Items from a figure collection
____

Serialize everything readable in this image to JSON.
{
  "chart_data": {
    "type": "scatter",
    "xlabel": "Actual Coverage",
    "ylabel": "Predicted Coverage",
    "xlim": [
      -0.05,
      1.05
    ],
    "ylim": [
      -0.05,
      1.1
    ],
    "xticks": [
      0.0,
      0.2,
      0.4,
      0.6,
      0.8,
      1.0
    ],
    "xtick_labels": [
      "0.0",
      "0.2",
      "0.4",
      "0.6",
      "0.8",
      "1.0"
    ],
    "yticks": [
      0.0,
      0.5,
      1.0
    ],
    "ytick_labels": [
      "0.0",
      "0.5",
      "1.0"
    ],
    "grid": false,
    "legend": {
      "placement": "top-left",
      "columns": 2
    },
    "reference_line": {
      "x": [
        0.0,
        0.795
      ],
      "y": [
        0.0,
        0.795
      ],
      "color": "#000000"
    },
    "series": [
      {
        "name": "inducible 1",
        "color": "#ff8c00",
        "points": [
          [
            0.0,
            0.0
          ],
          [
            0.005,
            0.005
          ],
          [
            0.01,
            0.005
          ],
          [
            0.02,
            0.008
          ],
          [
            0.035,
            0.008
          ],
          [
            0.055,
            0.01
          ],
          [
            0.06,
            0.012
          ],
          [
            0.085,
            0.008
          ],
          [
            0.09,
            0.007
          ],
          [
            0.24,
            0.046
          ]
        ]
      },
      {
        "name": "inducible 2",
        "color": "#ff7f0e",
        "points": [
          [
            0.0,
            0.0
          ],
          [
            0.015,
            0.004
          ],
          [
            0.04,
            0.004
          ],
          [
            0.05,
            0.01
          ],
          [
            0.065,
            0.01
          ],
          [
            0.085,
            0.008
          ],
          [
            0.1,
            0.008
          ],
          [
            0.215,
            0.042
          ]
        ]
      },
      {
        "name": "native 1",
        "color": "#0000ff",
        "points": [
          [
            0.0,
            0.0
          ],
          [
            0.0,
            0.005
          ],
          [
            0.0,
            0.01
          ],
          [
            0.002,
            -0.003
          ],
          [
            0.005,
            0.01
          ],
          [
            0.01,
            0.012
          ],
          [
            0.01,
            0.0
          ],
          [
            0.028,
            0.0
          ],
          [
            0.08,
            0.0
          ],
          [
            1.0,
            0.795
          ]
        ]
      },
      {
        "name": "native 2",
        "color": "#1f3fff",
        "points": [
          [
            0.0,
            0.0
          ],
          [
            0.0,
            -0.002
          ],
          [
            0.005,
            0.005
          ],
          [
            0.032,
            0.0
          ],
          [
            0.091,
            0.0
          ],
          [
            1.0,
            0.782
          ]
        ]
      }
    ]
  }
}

____

Exercise requirements
Repeat every record, keeping each word and mark exactly as it is.

Final answer
Serialize everything readable in this image to JSON.
{
  "chart_data": {
    "type": "scatter",
    "xlabel": "Actual Coverage",
    "ylabel": "Predicted Coverage",
    "xlim": [
      -0.05,
      1.05
    ],
    "ylim": [
      -0.05,
      1.1
    ],
    "xticks": [
      0.0,
      0.2,
      0.4,
      0.6,
      0.8,
      1.0
    ],
    "xtick_labels": [
      "0.0",
      "0.2",
      "0.4",
      "0.6",
      "0.8",
      "1.0"
    ],
    "yticks": [
      0.0,
      0.5,
      1.0
    ],
    "ytick_labels": [
      "0.0",
      "0.5",
      "1.0"
    ],
    "grid": false,
    "legend": {
      "placement": "top-left",
      "columns": 2
    },
    "reference_line": {
      "x": [
        0.0,
        0.795
      ],
      "y": [
        0.0,
        0.795
      ],
      "color": "#000000"
    },
    "series": [
      {
        "name": "inducible 1",
        "color": "#ff8c00",
        "points": [
          [
            0.0,
            0.0
          ],
          [
            0.005,
            0.005
          ],
          [
            0.01,
            0.005
          ],
          [
            0.02,
            0.008
          ],
          [
            0.035,
            0.008
          ],
          [
            0.055,
            0.01
          ],
          [
            0.06,
            0.012
          ],
          [
            0.085,
            0.008
          ],
          [
            0.09,
            0.007
          ],
          [
            0.24,
            0.046
          ]
        ]
      },
      {
        "name": "inducible 2",
        "color": "#ff7f0e",
        "points": [
          [
            0.0,
            0.0
          ],
          [
            0.015,
            0.004
          ],
          [
            0.04,
            0.004
          ],
          [
            0.05,
            0.01
          ],
          [
            0.065,
            0.01
          ],
          [
            0.085,
            0.008
          ],
          [
            0.1,
            0.008
          ],
          [
            0.215,
            0.042
          ]
        ]
      },
      {
        "name": "native 1",
        "color": "#0000ff",
        "points": [
          [
            0.0,
            0.0
          ],
          [
            0.0,
            0.005
          ],
          [
            0.0,
            0.01
          ],
          [
            0.002,
            -0.003
          ],
          [
            0.005,
            0.01
          ],
          [
            0.01,
            0.012
          ],
          [
            0.01,
            0.0
          ],
          [
            0.028,
            0.0
          ],
          [
            0.08,
            0.0
          ],
          [
            1.0,
            0.795
          ]
        ]
      },
      {
        "name": "native 2",
        "color": "#1f3fff",
        "points": [
          [
            0.0,
            0.0
          ],
          [
            0.0,
            -0.002
          ],
          [
            0.005,
            0.005
          ],
          [
            0.032,
            0.0
          ],
          [
            0.091,
            0.0
          ],
          [
            1.0,
            0.782
          ]
        ]
      }
    ]
  }
}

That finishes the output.